* DATA SUPPLIED:

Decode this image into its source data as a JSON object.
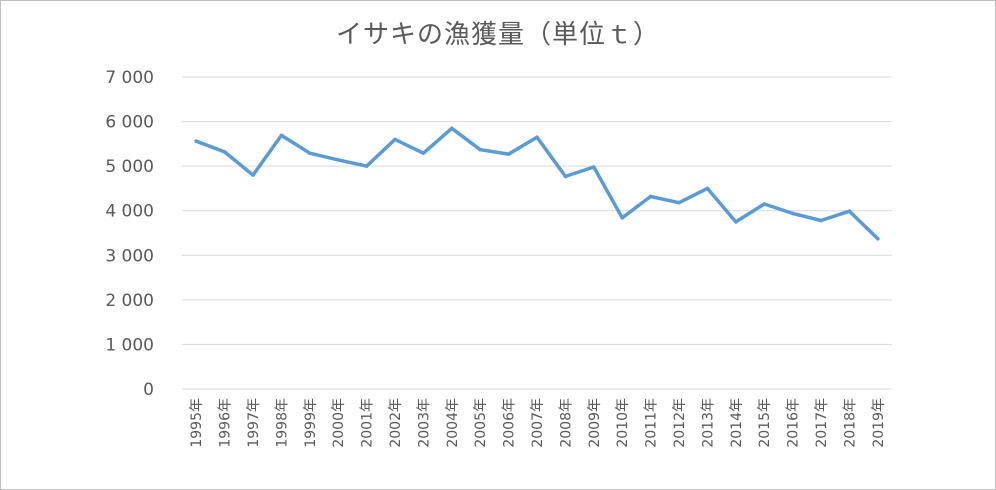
{
  "chart_data": {
    "type": "line",
    "title": "イサキの漁獲量（単位ｔ）",
    "xlabel": "",
    "ylabel": "",
    "ylim": [
      0,
      7000
    ],
    "yticks": [
      "0",
      "1 000",
      "2 000",
      "3 000",
      "4 000",
      "5 000",
      "6 000",
      "7 000"
    ],
    "ytick_values": [
      0,
      1000,
      2000,
      3000,
      4000,
      5000,
      6000,
      7000
    ],
    "categories": [
      "1995年",
      "1996年",
      "1997年",
      "1998年",
      "1999年",
      "2000年",
      "2001年",
      "2002年",
      "2003年",
      "2004年",
      "2005年",
      "2006年",
      "2007年",
      "2008年",
      "2009年",
      "2010年",
      "2011年",
      "2012年",
      "2013年",
      "2014年",
      "2015年",
      "2016年",
      "2017年",
      "2018年",
      "2019年"
    ],
    "series": [
      {
        "values": [
          5560,
          5320,
          4800,
          5690,
          5290,
          5140,
          5000,
          5600,
          5290,
          5850,
          5370,
          5270,
          5650,
          4770,
          4980,
          3840,
          4320,
          4180,
          4500,
          3750,
          4150,
          3940,
          3780,
          3990,
          3370
        ],
        "color": "#5b9bd5"
      }
    ],
    "grid": true,
    "legend": "none",
    "colors": {
      "line": "#5b9bd5",
      "grid": "#d9d9d9",
      "text": "#595959",
      "border": "#bfbfbf"
    }
  }
}
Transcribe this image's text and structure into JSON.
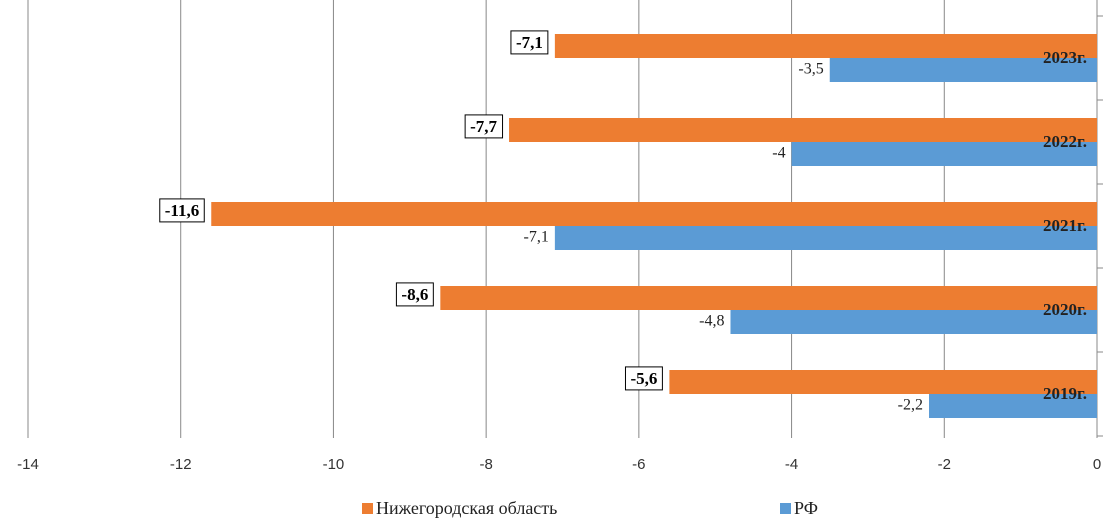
{
  "chart_data": {
    "type": "bar",
    "orientation": "horizontal",
    "categories": [
      "2023г.",
      "2022г.",
      "2021г.",
      "2020г.",
      "2019г."
    ],
    "series": [
      {
        "name": "Нижегородская область",
        "color": "#ed7d31",
        "values": [
          -7.1,
          -7.7,
          -11.6,
          -8.6,
          -5.6
        ],
        "value_labels": [
          "-7,1",
          "-7,7",
          "-11,6",
          "-8,6",
          "-5,6"
        ]
      },
      {
        "name": "РФ",
        "color": "#5b9bd5",
        "values": [
          -3.5,
          -4,
          -7.1,
          -4.8,
          -2.2
        ],
        "value_labels": [
          "-3,5",
          "-4",
          "-7,1",
          "-4,8",
          "-2,2"
        ]
      }
    ],
    "xlim": [
      -14,
      0
    ],
    "xticks": [
      -14,
      -12,
      -10,
      -8,
      -6,
      -4,
      -2,
      0
    ],
    "grid": true,
    "legend": "bottom"
  }
}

* THE TASK:
Except for the pictures, give all the material above again verbatim.

* SOLUTION TO THIS EXERCISE:
Decode this image into its source data as a JSON object.
{
  "chart_data": {
    "type": "line",
    "title": "イサキの漁獲量（単位ｔ）",
    "xlabel": "",
    "ylabel": "",
    "ylim": [
      0,
      7000
    ],
    "yticks": [
      "0",
      "1 000",
      "2 000",
      "3 000",
      "4 000",
      "5 000",
      "6 000",
      "7 000"
    ],
    "ytick_values": [
      0,
      1000,
      2000,
      3000,
      4000,
      5000,
      6000,
      7000
    ],
    "categories": [
      "1995年",
      "1996年",
      "1997年",
      "1998年",
      "1999年",
      "2000年",
      "2001年",
      "2002年",
      "2003年",
      "2004年",
      "2005年",
      "2006年",
      "2007年",
      "2008年",
      "2009年",
      "2010年",
      "2011年",
      "2012年",
      "2013年",
      "2014年",
      "2015年",
      "2016年",
      "2017年",
      "2018年",
      "2019年"
    ],
    "series": [
      {
        "values": [
          5560,
          5320,
          4800,
          5690,
          5290,
          5140,
          5000,
          5600,
          5290,
          5850,
          5370,
          5270,
          5650,
          4770,
          4980,
          3840,
          4320,
          4180,
          4500,
          3750,
          4150,
          3940,
          3780,
          3990,
          3370
        ],
        "color": "#5b9bd5"
      }
    ],
    "grid": true,
    "legend": "none",
    "colors": {
      "line": "#5b9bd5",
      "grid": "#d9d9d9",
      "text": "#595959",
      "border": "#bfbfbf"
    }
  }
}
Transcribe this image's text and structure into JSON.
{
  "chart_data": {
    "type": "bar",
    "orientation": "horizontal",
    "categories": [
      "2023г.",
      "2022г.",
      "2021г.",
      "2020г.",
      "2019г."
    ],
    "series": [
      {
        "name": "Нижегородская область",
        "color": "#ed7d31",
        "values": [
          -7.1,
          -7.7,
          -11.6,
          -8.6,
          -5.6
        ],
        "value_labels": [
          "-7,1",
          "-7,7",
          "-11,6",
          "-8,6",
          "-5,6"
        ]
      },
      {
        "name": "РФ",
        "color": "#5b9bd5",
        "values": [
          -3.5,
          -4,
          -7.1,
          -4.8,
          -2.2
        ],
        "value_labels": [
          "-3,5",
          "-4",
          "-7,1",
          "-4,8",
          "-2,2"
        ]
      }
    ],
    "xlim": [
      -14,
      0
    ],
    "xticks": [
      -14,
      -12,
      -10,
      -8,
      -6,
      -4,
      -2,
      0
    ],
    "grid": true,
    "legend": "bottom"
  }
}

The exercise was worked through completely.